Find each line with "kopieren" and copy it.

=== Data for processing ===
* * * * * * * * *
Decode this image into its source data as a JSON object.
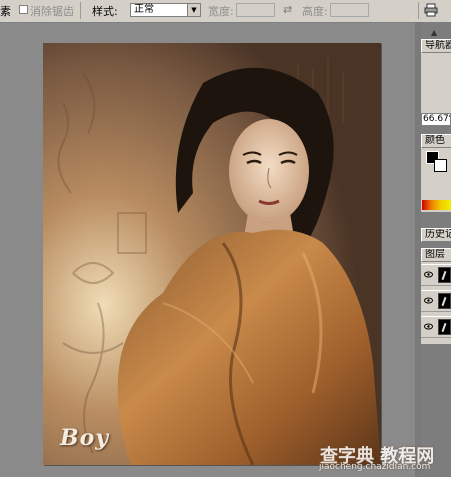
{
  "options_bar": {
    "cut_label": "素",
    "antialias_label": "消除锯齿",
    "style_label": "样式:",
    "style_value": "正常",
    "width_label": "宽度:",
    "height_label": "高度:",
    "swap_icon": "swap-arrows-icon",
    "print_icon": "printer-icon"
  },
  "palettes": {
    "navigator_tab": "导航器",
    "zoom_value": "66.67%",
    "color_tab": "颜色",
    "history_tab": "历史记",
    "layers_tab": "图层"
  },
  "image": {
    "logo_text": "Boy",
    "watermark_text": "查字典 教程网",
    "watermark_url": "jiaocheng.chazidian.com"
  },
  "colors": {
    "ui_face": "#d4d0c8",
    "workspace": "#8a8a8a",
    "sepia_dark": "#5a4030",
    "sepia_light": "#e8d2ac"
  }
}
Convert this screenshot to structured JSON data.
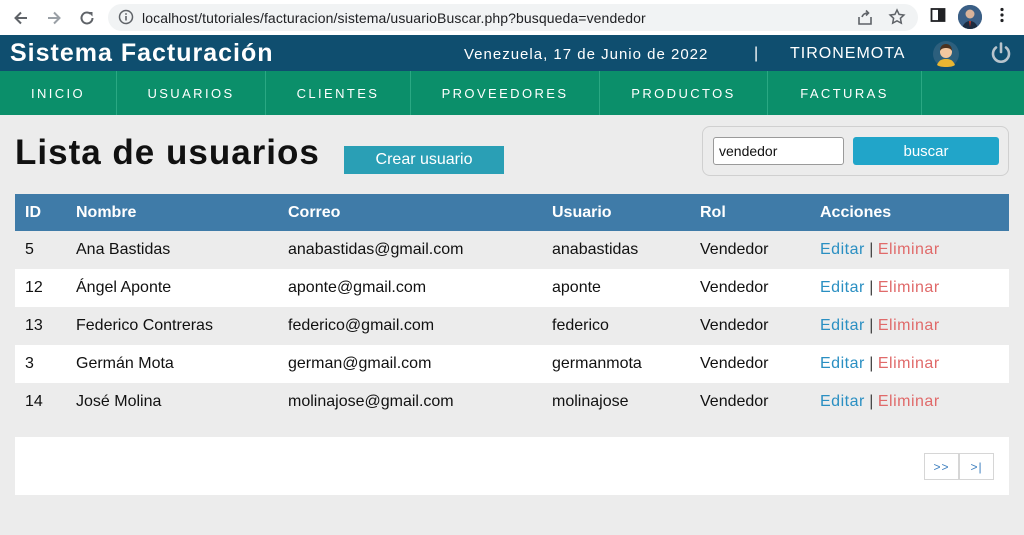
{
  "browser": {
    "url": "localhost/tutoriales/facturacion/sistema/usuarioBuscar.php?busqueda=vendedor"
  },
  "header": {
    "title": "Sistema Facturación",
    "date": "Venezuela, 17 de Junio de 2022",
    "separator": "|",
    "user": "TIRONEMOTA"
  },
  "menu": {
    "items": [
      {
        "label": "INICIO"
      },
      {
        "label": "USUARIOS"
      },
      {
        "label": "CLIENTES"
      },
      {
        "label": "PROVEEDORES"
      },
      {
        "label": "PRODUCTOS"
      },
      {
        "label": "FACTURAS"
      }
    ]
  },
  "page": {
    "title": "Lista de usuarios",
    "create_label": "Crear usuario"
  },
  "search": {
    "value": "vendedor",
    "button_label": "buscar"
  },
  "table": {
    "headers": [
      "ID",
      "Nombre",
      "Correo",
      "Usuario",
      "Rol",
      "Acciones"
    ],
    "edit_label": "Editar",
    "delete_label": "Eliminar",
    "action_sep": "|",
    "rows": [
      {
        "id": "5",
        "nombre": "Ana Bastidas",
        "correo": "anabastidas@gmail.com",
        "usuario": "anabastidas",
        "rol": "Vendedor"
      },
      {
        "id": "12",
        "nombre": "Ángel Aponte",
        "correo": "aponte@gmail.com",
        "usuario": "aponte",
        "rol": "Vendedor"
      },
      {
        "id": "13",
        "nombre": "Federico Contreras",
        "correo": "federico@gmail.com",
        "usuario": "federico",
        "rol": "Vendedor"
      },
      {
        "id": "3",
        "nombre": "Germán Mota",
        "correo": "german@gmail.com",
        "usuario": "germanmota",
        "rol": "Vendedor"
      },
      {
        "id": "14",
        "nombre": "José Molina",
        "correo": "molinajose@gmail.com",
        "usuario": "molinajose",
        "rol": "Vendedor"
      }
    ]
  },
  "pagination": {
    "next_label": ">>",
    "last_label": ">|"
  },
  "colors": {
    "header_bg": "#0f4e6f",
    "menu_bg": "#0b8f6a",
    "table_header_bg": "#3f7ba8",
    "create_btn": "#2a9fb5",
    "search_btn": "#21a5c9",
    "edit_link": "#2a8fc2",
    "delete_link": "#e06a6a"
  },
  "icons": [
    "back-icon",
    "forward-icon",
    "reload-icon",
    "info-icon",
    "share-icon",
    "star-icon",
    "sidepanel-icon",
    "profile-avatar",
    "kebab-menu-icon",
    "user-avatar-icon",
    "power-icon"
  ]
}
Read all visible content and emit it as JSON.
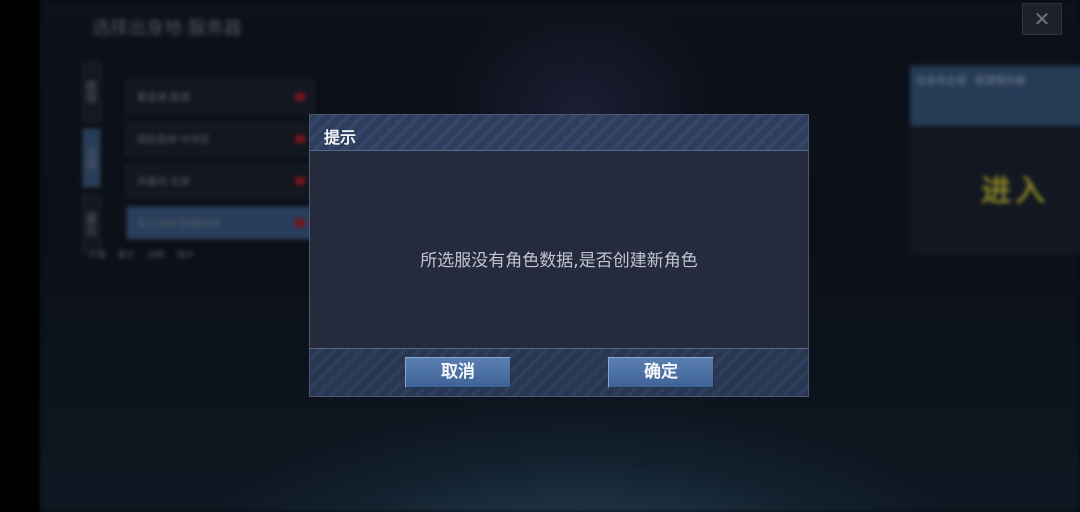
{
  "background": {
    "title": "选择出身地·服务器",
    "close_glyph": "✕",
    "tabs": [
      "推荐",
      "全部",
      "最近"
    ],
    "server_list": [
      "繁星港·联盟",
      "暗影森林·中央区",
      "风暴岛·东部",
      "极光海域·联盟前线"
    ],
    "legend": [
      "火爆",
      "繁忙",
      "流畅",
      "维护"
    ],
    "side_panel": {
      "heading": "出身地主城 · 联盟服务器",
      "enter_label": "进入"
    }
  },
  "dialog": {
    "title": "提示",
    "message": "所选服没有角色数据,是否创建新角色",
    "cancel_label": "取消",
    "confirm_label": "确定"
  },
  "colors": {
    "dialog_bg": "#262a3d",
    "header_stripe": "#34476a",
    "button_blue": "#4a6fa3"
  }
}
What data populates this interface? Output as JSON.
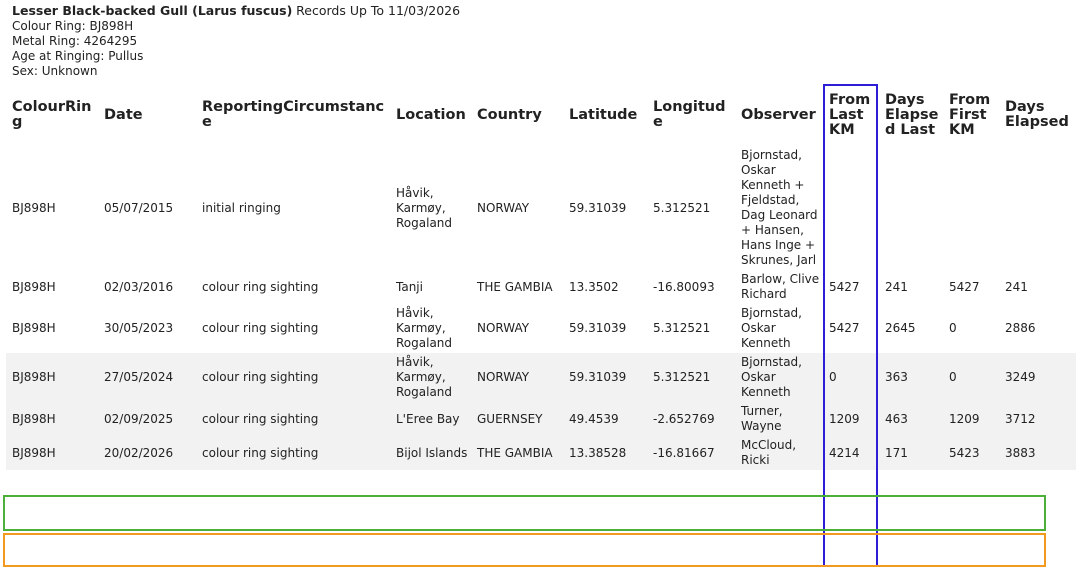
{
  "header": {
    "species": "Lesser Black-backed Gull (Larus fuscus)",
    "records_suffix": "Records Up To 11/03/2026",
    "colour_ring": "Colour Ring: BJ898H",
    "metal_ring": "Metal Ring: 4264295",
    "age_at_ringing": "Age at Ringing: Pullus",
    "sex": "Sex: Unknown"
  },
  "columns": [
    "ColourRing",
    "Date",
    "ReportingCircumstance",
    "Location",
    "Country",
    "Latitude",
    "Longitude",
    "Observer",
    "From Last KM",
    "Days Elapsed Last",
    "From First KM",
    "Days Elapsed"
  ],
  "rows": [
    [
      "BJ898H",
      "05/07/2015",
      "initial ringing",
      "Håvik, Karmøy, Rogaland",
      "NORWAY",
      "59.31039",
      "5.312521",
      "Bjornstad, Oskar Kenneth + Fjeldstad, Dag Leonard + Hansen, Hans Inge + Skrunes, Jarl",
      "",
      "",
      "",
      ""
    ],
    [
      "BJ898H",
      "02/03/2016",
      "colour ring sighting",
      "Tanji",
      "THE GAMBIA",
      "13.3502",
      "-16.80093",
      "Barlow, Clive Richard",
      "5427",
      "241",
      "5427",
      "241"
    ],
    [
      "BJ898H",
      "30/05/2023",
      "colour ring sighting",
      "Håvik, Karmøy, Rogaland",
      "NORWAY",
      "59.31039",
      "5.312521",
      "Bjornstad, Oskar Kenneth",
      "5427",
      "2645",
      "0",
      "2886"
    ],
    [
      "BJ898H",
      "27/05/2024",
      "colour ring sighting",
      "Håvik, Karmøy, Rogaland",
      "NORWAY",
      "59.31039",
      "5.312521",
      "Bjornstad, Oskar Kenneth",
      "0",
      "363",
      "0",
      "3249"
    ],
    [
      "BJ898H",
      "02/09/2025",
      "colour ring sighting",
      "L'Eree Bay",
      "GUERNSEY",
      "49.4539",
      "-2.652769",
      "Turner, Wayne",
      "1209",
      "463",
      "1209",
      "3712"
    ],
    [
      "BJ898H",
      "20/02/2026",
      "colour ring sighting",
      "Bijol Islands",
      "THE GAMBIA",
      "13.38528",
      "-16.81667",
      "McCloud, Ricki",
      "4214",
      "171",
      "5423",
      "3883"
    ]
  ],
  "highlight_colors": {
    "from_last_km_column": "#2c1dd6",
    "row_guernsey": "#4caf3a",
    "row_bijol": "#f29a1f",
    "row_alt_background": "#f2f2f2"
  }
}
* * * * * * * * *
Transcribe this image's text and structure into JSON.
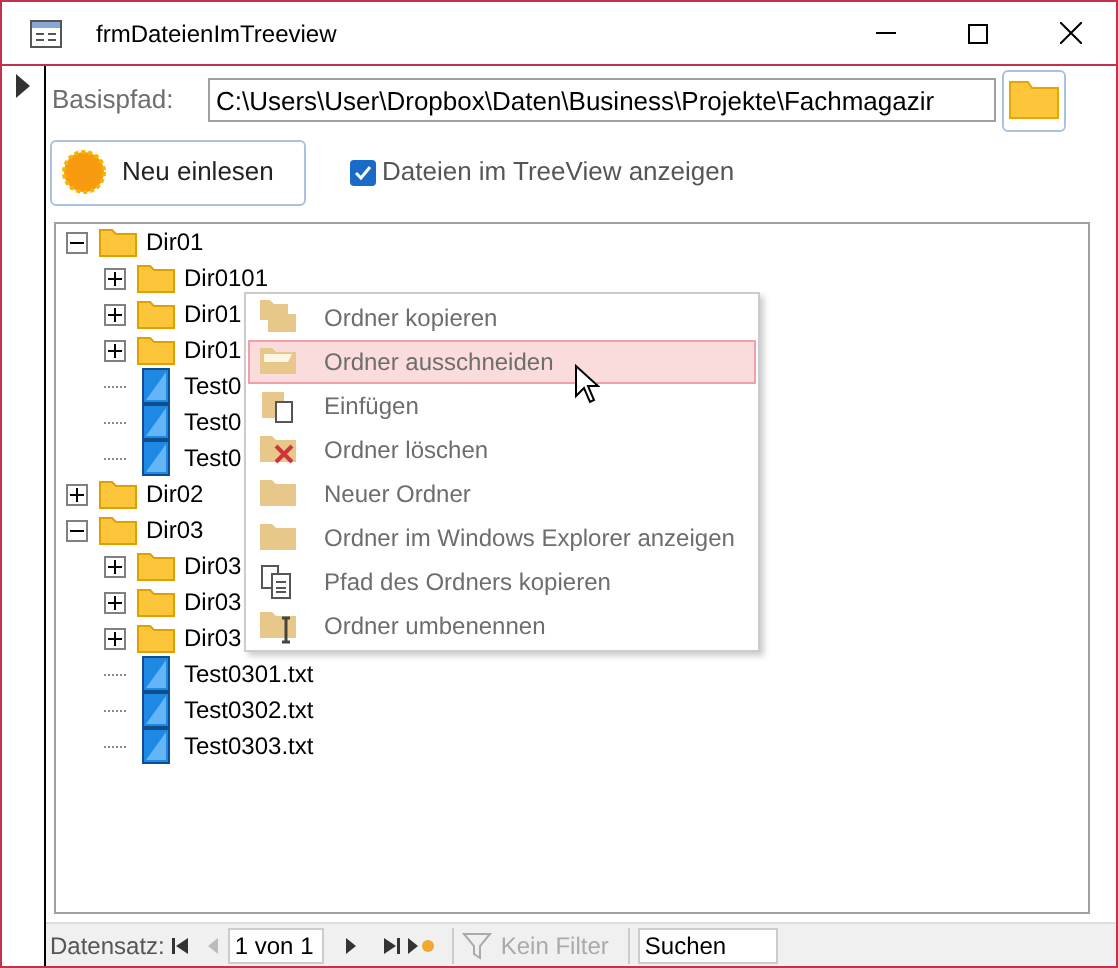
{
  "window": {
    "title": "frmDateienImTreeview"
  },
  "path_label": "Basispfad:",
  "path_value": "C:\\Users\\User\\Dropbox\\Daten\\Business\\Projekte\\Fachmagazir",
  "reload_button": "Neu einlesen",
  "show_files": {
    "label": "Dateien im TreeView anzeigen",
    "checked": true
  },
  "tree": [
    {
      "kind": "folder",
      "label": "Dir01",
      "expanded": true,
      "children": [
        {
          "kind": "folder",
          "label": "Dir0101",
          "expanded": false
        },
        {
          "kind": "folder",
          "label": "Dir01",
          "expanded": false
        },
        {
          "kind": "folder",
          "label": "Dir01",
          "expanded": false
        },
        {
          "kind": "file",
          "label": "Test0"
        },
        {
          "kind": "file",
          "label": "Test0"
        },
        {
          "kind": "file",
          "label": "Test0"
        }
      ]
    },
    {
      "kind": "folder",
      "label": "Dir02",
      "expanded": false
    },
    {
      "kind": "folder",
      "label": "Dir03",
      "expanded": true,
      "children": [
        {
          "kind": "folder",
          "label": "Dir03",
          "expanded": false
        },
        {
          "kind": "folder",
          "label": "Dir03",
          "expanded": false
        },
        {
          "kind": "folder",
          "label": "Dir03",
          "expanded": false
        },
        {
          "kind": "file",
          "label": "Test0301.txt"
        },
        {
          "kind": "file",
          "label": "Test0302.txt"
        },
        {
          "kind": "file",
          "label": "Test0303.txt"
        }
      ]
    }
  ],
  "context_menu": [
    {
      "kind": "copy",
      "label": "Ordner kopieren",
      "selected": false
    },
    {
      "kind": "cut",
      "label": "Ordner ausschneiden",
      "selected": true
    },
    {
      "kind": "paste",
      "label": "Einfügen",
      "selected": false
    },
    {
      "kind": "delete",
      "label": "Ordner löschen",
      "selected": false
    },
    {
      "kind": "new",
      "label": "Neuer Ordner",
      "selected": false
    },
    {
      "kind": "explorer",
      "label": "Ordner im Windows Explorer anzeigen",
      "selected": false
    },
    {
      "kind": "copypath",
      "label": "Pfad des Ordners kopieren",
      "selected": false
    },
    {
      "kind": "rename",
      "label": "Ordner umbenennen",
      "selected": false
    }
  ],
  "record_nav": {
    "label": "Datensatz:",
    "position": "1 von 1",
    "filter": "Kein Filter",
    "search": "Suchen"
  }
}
* * * * * * * * *
=== Exercise output ===
      "label": "Ordner kopieren",
      "label": "Pfad des Ordners kopieren",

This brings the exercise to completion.